◆ Exercise input:
=-=-=-=-=
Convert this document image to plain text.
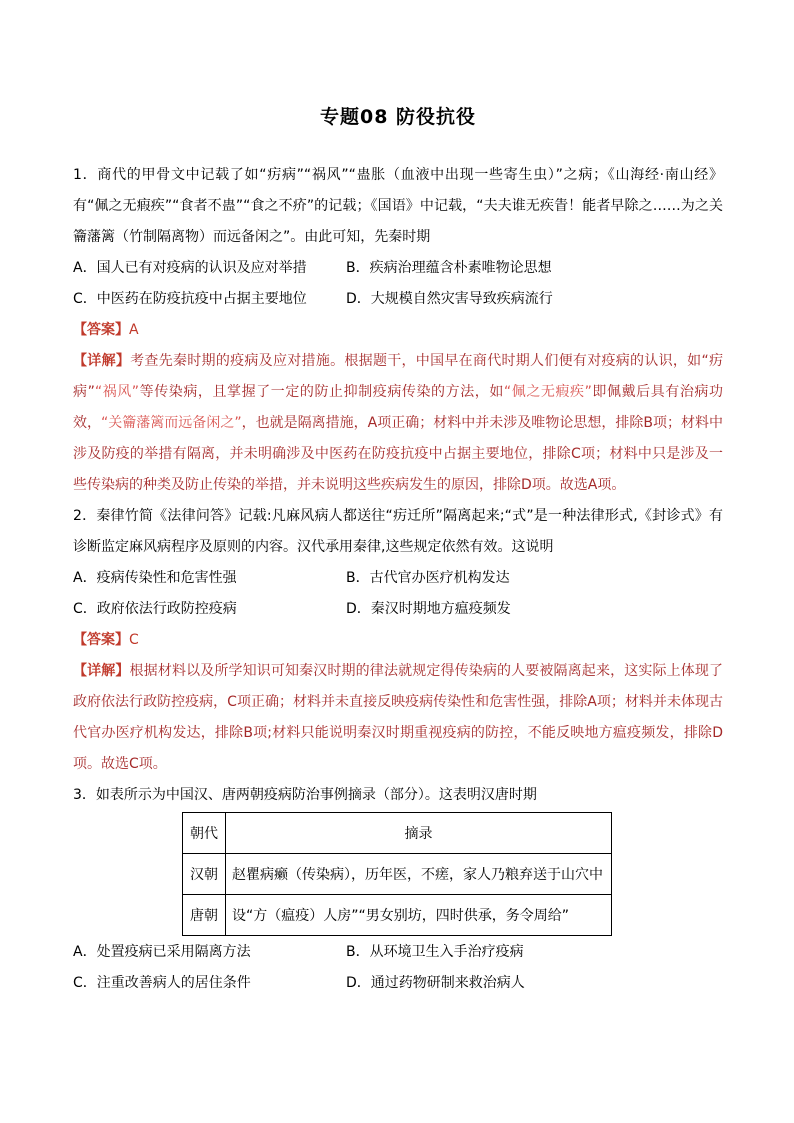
专题08 防役抗役
1．商代的甲骨文中记载了如“疠病”“祸风”“蛊胀（血液中出现一些寄生虫）”之病；《山海经·南山经》有“佩之无瘕疾”“食者不蛊”“食之不疥”的记载；《国语》中记载，“夫夫谁无疾眚！能者早除之……为之关籥藩篱（竹制隔离物）而远备闲之”。由此可知，先秦时期
A．国人已有对疫病的认识及应对举措	B．疾病治理蕴含朴素唯物论思想
C．中医药在防疫抗疫中占据主要地位	D．大规模自然灾害导致疾病流行
【答案】A
【详解】考查先秦时期的疫病及应对措施。根据题干，中国早在商代时期人们便有对疫病的认识，如“疠病”“祸风”等传染病，且掌握了一定的防止抑制疫病传染的方法，如“佩之无瘕疾”即佩戴后具有治病功效，“关籥藩篱而远备闲之”，也就是隔离措施，A项正确；材料中并未涉及唯物论思想，排除B项；材料中涉及防疫的举措有隔离，并未明确涉及中医药在防疫抗疫中占据主要地位，排除C项；材料中只是涉及一些传染病的种类及防止传染的举措，并未说明这些疾病发生的原因，排除D项。故选A项。
2．秦律竹简《法律问答》记载:凡麻风病人都送往“疠迁所”隔离起来;“式”是一种法律形式,《封诊式》有诊断监定麻风病程序及原则的内容。汉代承用秦律,这些规定依然有效。这说明
A．疫病传染性和危害性强	B．古代官办医疗机构发达
C．政府依法行政防控疫病	D．秦汉时期地方瘟疫频发
【答案】C
【详解】根据材料以及所学知识可知秦汉时期的律法就规定得传染病的人要被隔离起来，这实际上体现了政府依法行政防控疫病，C项正确；材料并未直接反映疫病传染性和危害性强，排除A项；材料并未体现古代官办医疗机构发达，排除B项;材料只能说明秦汉时期重视疫病的防控，不能反映地方瘟疫频发，排除D项。故选C项。
3．如表所示为中国汉、唐两朝疫病防治事例摘录（部分）。这表明汉唐时期
朝代	摘录
汉朝	赵瞿病癞（传染病），历年医，不瘥，家人乃粮弃送于山穴中
唐朝	设“方（瘟疫）人房”“男女别坊，四时供承，务令周给”
A．处置疫病已采用隔离方法	B．从环境卫生入手治疗疫病
C．注重改善病人的居住条件	D．通过药物研制来救治病人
=-=-=-=-=
◆ Work required: Write out each entry exactly as given, but skip the pictures.

◆ Reply:
Convert this document image to plain text.
专题08 防役抗役
1．商代的甲骨文中记载了如“疠病”“祸风”“蛊胀（血液中出现一些寄生虫）”之病；《山海经·南山经》有“佩之无瘕疾”“食者不蛊”“食之不疥”的记载；《国语》中记载，“夫夫谁无疾眚！能者早除之……为之关籥藩篱（竹制隔离物）而远备闲之”。由此可知，先秦时期
A．国人已有对疫病的认识及应对举措	B．疾病治理蕴含朴素唯物论思想
C．中医药在防疫抗疫中占据主要地位	D．大规模自然灾害导致疾病流行
【答案】A
【详解】考查先秦时期的疫病及应对措施。根据题干，中国早在商代时期人们便有对疫病的认识，如“疠病”“祸风”等传染病，且掌握了一定的防止抑制疫病传染的方法，如“佩之无瘕疾”即佩戴后具有治病功效，“关籥藩篱而远备闲之”，也就是隔离措施，A项正确；材料中并未涉及唯物论思想，排除B项；材料中涉及防疫的举措有隔离，并未明确涉及中医药在防疫抗疫中占据主要地位，排除C项；材料中只是涉及一些传染病的种类及防止传染的举措，并未说明这些疾病发生的原因，排除D项。故选A项。
2．秦律竹简《法律问答》记载:凡麻风病人都送往“疠迁所”隔离起来;“式”是一种法律形式,《封诊式》有诊断监定麻风病程序及原则的内容。汉代承用秦律,这些规定依然有效。这说明
A．疫病传染性和危害性强	B．古代官办医疗机构发达
C．政府依法行政防控疫病	D．秦汉时期地方瘟疫频发
【答案】C
【详解】根据材料以及所学知识可知秦汉时期的律法就规定得传染病的人要被隔离起来，这实际上体现了政府依法行政防控疫病，C项正确；材料并未直接反映疫病传染性和危害性强，排除A项；材料并未体现古代官办医疗机构发达，排除B项;材料只能说明秦汉时期重视疫病的防控，不能反映地方瘟疫频发，排除D项。故选C项。
3．如表所示为中国汉、唐两朝疫病防治事例摘录（部分）。这表明汉唐时期
朝代	摘录
汉朝	赵瞿病癞（传染病），历年医，不瘥，家人乃粮弃送于山穴中
唐朝	设“方（瘟疫）人房”“男女别坊，四时供承，务令周给”
A．处置疫病已采用隔离方法	B．从环境卫生入手治疗疫病
C．注重改善病人的居住条件	D．通过药物研制来救治病人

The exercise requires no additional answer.